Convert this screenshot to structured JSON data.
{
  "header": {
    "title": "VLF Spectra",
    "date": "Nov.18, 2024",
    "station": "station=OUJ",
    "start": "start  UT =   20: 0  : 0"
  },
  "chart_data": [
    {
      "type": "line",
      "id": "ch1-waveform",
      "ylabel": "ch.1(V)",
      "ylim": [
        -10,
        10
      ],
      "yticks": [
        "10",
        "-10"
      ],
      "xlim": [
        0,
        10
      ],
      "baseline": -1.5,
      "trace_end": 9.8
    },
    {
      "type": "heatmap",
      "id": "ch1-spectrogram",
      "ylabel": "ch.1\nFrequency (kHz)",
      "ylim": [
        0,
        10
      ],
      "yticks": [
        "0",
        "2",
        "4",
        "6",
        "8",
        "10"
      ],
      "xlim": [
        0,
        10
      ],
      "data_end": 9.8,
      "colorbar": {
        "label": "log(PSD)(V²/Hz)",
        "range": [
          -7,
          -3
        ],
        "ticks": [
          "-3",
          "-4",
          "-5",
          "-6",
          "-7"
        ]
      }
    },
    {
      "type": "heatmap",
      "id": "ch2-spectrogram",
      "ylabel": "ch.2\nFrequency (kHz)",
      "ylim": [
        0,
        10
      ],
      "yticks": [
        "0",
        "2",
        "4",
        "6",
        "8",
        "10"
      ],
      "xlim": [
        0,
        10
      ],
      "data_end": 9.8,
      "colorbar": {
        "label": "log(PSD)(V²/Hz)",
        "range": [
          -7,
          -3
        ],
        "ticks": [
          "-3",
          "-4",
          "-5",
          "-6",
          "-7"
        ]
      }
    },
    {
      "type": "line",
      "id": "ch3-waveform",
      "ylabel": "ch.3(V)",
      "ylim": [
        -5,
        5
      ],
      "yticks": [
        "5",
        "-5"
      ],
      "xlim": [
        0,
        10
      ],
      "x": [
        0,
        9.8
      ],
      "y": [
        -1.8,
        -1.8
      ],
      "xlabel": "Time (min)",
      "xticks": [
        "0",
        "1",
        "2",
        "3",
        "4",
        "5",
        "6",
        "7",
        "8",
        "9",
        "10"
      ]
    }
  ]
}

- - -

Exercise objective :: Look through the listing and extract every line with "ylabel" in it.

Final answer ::
      "ylabel": "ch.1(V)",
      "ylabel": "ch.1\nFrequency (kHz)",
      "ylabel": "ch.2\nFrequency (kHz)",
      "ylabel": "ch.3(V)",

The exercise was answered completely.